** Start **

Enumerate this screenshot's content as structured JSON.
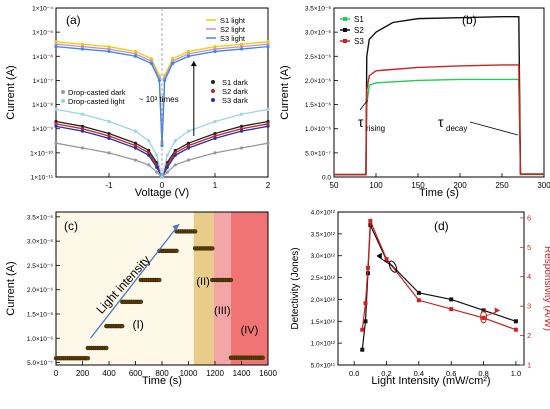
{
  "panels": {
    "a": {
      "label": "(a)"
    },
    "b": {
      "label": "(b)"
    },
    "c": {
      "label": "(c)"
    },
    "d": {
      "label": "(d)"
    }
  },
  "chart_data": [
    {
      "panel": "(a)",
      "type": "line",
      "xlabel": "Voltage (V)",
      "ylabel": "Current (A)",
      "xlim": [
        -2,
        2
      ],
      "ylim_exp": [
        -11,
        -4
      ],
      "log_scale_y": true,
      "xticks": [
        -1,
        0,
        1,
        2
      ],
      "yticks": [
        "1×10⁻⁴",
        "1×10⁻⁵",
        "1×10⁻⁶",
        "1×10⁻⁷",
        "1×10⁻⁸",
        "1×10⁻⁹",
        "1×10⁻¹⁰",
        "1×10⁻¹¹"
      ],
      "ytick_exps": [
        -4,
        -5,
        -6,
        -7,
        -8,
        -9,
        -10,
        -11
      ],
      "annotation": "~ 10³ times",
      "legend_light": [
        "S1 light",
        "S2 light",
        "S3 light"
      ],
      "legend_dark": [
        "S1 dark",
        "S2 dark",
        "S3 dark"
      ],
      "legend_drop": [
        "Drop-casted dark",
        "Drop-casted  light"
      ],
      "series": [
        {
          "name": "S1 light",
          "color": "#e8d000",
          "x": [
            -2,
            -1.5,
            -1,
            -0.5,
            -0.2,
            -0.05,
            0,
            0.05,
            0.2,
            0.5,
            1,
            1.5,
            2
          ],
          "y_exp": [
            -5.4,
            -5.5,
            -5.6,
            -5.8,
            -6.1,
            -6.8,
            -9.5,
            -6.8,
            -6.1,
            -5.8,
            -5.6,
            -5.5,
            -5.4
          ]
        },
        {
          "name": "S2 light",
          "color": "#d08ad0",
          "x": [
            -2,
            -1.5,
            -1,
            -0.5,
            -0.2,
            -0.05,
            0,
            0.05,
            0.2,
            0.5,
            1,
            1.5,
            2
          ],
          "y_exp": [
            -5.5,
            -5.6,
            -5.7,
            -5.9,
            -6.2,
            -6.9,
            -9.6,
            -6.9,
            -6.2,
            -5.9,
            -5.7,
            -5.6,
            -5.5
          ]
        },
        {
          "name": "S3 light",
          "color": "#3c8ae0",
          "x": [
            -2,
            -1.5,
            -1,
            -0.5,
            -0.2,
            -0.05,
            0,
            0.05,
            0.2,
            0.5,
            1,
            1.5,
            2
          ],
          "y_exp": [
            -5.6,
            -5.7,
            -5.8,
            -6.0,
            -6.3,
            -7.0,
            -9.7,
            -7.0,
            -6.3,
            -6.0,
            -5.8,
            -5.7,
            -5.6
          ]
        },
        {
          "name": "S1 dark",
          "color": "#222222",
          "x": [
            -2,
            -1.5,
            -1,
            -0.5,
            -0.25,
            -0.1,
            0,
            0.1,
            0.25,
            0.5,
            1,
            1.5,
            2
          ],
          "y_exp": [
            -8.7,
            -8.9,
            -9.2,
            -9.6,
            -9.9,
            -10.4,
            -11,
            -10.4,
            -9.9,
            -9.6,
            -9.2,
            -8.9,
            -8.7
          ]
        },
        {
          "name": "S2 dark",
          "color": "#cc2222",
          "x": [
            -2,
            -1.5,
            -1,
            -0.5,
            -0.25,
            -0.1,
            0,
            0.1,
            0.25,
            0.5,
            1,
            1.5,
            2
          ],
          "y_exp": [
            -8.8,
            -9.0,
            -9.3,
            -9.7,
            -10.0,
            -10.5,
            -11,
            -10.5,
            -10.0,
            -9.7,
            -9.3,
            -9.0,
            -8.8
          ]
        },
        {
          "name": "S3 dark",
          "color": "#2233aa",
          "x": [
            -2,
            -1.5,
            -1,
            -0.5,
            -0.25,
            -0.1,
            0,
            0.1,
            0.25,
            0.5,
            1,
            1.5,
            2
          ],
          "y_exp": [
            -8.9,
            -9.1,
            -9.4,
            -9.8,
            -10.1,
            -10.6,
            -11,
            -10.6,
            -10.1,
            -9.8,
            -9.4,
            -9.1,
            -8.9
          ]
        },
        {
          "name": "Drop-casted dark",
          "color": "#999999",
          "x": [
            -2,
            -1.5,
            -1,
            -0.5,
            -0.25,
            -0.1,
            0,
            0.1,
            0.25,
            0.5,
            1,
            1.5,
            2
          ],
          "y_exp": [
            -9.6,
            -9.8,
            -10.0,
            -10.3,
            -10.5,
            -10.8,
            -11,
            -10.8,
            -10.5,
            -10.3,
            -10.0,
            -9.8,
            -9.6
          ]
        },
        {
          "name": "Drop-casted  light",
          "color": "#9ad4e8",
          "x": [
            -2,
            -1.5,
            -1,
            -0.5,
            -0.25,
            -0.1,
            0,
            0.1,
            0.25,
            0.5,
            1,
            1.5,
            2
          ],
          "y_exp": [
            -8.2,
            -8.4,
            -8.7,
            -9.1,
            -9.5,
            -10.1,
            -11,
            -10.1,
            -9.5,
            -9.1,
            -8.7,
            -8.4,
            -8.2
          ]
        }
      ]
    },
    {
      "panel": "(b)",
      "type": "line",
      "xlabel": "Time (s)",
      "ylabel": "Current (A)",
      "xlim": [
        50,
        300
      ],
      "ylim": [
        0,
        3.5e-06
      ],
      "xticks": [
        50,
        100,
        150,
        200,
        250,
        300
      ],
      "yticks": [
        0,
        5e-07,
        1e-06,
        1.5e-06,
        2e-06,
        2.5e-06,
        3e-06,
        3.5e-06
      ],
      "ytick_labels": [
        "0.0",
        "5.0×10⁻⁷",
        "1.0×10⁻⁶",
        "1.5×10⁻⁶",
        "2.0×10⁻⁶",
        "2.5×10⁻⁶",
        "3.0×10⁻⁶",
        "3.5×10⁻⁶"
      ],
      "annotations": [
        "τ",
        "rising",
        "τ",
        "decay"
      ],
      "series": [
        {
          "name": "S1",
          "color": "#22cc55",
          "x": [
            50,
            88,
            89,
            92,
            100,
            150,
            200,
            250,
            270,
            272,
            300
          ],
          "y": [
            5e-08,
            5e-08,
            1.5e-06,
            1.9e-06,
            1.95e-06,
            2e-06,
            2.02e-06,
            2.02e-06,
            2.02e-06,
            5e-08,
            5e-08
          ]
        },
        {
          "name": "S2",
          "color": "#111111",
          "x": [
            50,
            88,
            89,
            92,
            100,
            120,
            150,
            200,
            250,
            270,
            272,
            300
          ],
          "y": [
            5e-08,
            5e-08,
            2.5e-06,
            2.85e-06,
            3e-06,
            3.2e-06,
            3.28e-06,
            3.3e-06,
            3.32e-06,
            3.32e-06,
            6e-08,
            6e-08
          ]
        },
        {
          "name": "S3",
          "color": "#cc2222",
          "x": [
            50,
            88,
            89,
            92,
            100,
            150,
            200,
            250,
            270,
            272,
            300
          ],
          "y": [
            5e-08,
            5e-08,
            1.8e-06,
            2.1e-06,
            2.2e-06,
            2.27e-06,
            2.3e-06,
            2.32e-06,
            2.32e-06,
            6e-08,
            6e-08
          ]
        }
      ]
    },
    {
      "panel": "(c)",
      "type": "scatter",
      "xlabel": "Time (s)",
      "ylabel": "Current (A)",
      "xlim": [
        0,
        1600
      ],
      "ylim": [
        4.5e-07,
        3.6e-06
      ],
      "xticks": [
        0,
        200,
        400,
        600,
        800,
        1000,
        1200,
        1400,
        1600
      ],
      "yticks": [
        5e-07,
        1e-06,
        1.5e-06,
        2e-06,
        2.5e-06,
        3e-06,
        3.5e-06
      ],
      "ytick_labels": [
        "5.0×10⁻⁷",
        "1.0×10⁻⁶",
        "1.5×10⁻⁶",
        "2.0×10⁻⁶",
        "2.5×10⁻⁶",
        "3.0×10⁻⁶",
        "3.5×10⁻⁶"
      ],
      "annotations": [
        "Light intensity",
        "(I)",
        "(II)",
        "(III)",
        "(IV)"
      ],
      "regions": [
        {
          "label": "(II)",
          "x_start": 1040,
          "x_end": 1190,
          "color": "#e8cc8a"
        },
        {
          "label": "(III)",
          "x_start": 1190,
          "x_end": 1320,
          "color": "#f2a6a6"
        },
        {
          "label": "(IV)",
          "x_start": 1320,
          "x_end": 1600,
          "color": "#f07474"
        }
      ],
      "steps": [
        {
          "x_start": 0,
          "x_end": 240,
          "y": 5.9e-07
        },
        {
          "x_start": 240,
          "x_end": 380,
          "y": 8e-07
        },
        {
          "x_start": 380,
          "x_end": 500,
          "y": 1.25e-06
        },
        {
          "x_start": 500,
          "x_end": 640,
          "y": 1.75e-06
        },
        {
          "x_start": 640,
          "x_end": 780,
          "y": 2.2e-06
        },
        {
          "x_start": 780,
          "x_end": 910,
          "y": 2.8e-06
        },
        {
          "x_start": 910,
          "x_end": 1050,
          "y": 3.2e-06
        },
        {
          "x_start": 1050,
          "x_end": 1180,
          "y": 2.85e-06
        },
        {
          "x_start": 1180,
          "x_end": 1320,
          "y": 2.2e-06
        },
        {
          "x_start": 1320,
          "x_end": 1560,
          "y": 6e-07
        }
      ]
    },
    {
      "panel": "(d)",
      "type": "line",
      "xlabel": "Light Intensity (mW/cm²)",
      "ylabel": "Detectivity (Jones)",
      "y2label": "Responsivity (A/W)",
      "xlim": [
        -0.1,
        1.05
      ],
      "ylim": [
        500000000000.0,
        4000000000000.0
      ],
      "y2lim": [
        1,
        6.2
      ],
      "xticks": [
        0.0,
        0.2,
        0.4,
        0.6,
        0.8,
        1.0
      ],
      "xtick_labels": [
        "0.0",
        "0.2",
        "0.4",
        "0.6",
        "0.8",
        "1.0"
      ],
      "yticks": [
        500000000000.0,
        1000000000000.0,
        1500000000000.0,
        2000000000000.0,
        2500000000000.0,
        3000000000000.0,
        3500000000000.0,
        4000000000000.0
      ],
      "ytick_labels": [
        "5.0×10¹¹",
        "1.0×10¹²",
        "1.5×10¹²",
        "2.0×10¹²",
        "2.5×10¹²",
        "3.0×10¹²",
        "3.5×10¹²",
        "4.0×10¹²"
      ],
      "y2ticks": [
        1,
        2,
        3,
        4,
        5,
        6
      ],
      "series": [
        {
          "name": "Detectivity",
          "color": "#111111",
          "axis": "left",
          "x": [
            0.05,
            0.07,
            0.085,
            0.1,
            0.2,
            0.4,
            0.6,
            0.8,
            1.0
          ],
          "y": [
            850000000000.0,
            1500000000000.0,
            2600000000000.0,
            3700000000000.0,
            2900000000000.0,
            2150000000000.0,
            2000000000000.0,
            1750000000000.0,
            1500000000000.0
          ]
        },
        {
          "name": "Responsivity",
          "color": "#cc2222",
          "axis": "right",
          "x": [
            0.05,
            0.07,
            0.085,
            0.1,
            0.2,
            0.4,
            0.6,
            0.8,
            1.0
          ],
          "y": [
            2.2,
            3.1,
            4.3,
            5.9,
            4.6,
            3.2,
            2.9,
            2.6,
            2.2
          ]
        }
      ]
    }
  ]
}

** End **

▶ _SHORT TASK_: Return all the lines that contain the string "Detectivity".

▶ _EXERCISE OUTPUT_:
      "ylabel": "Detectivity (Jones)",
          "name": "Detectivity",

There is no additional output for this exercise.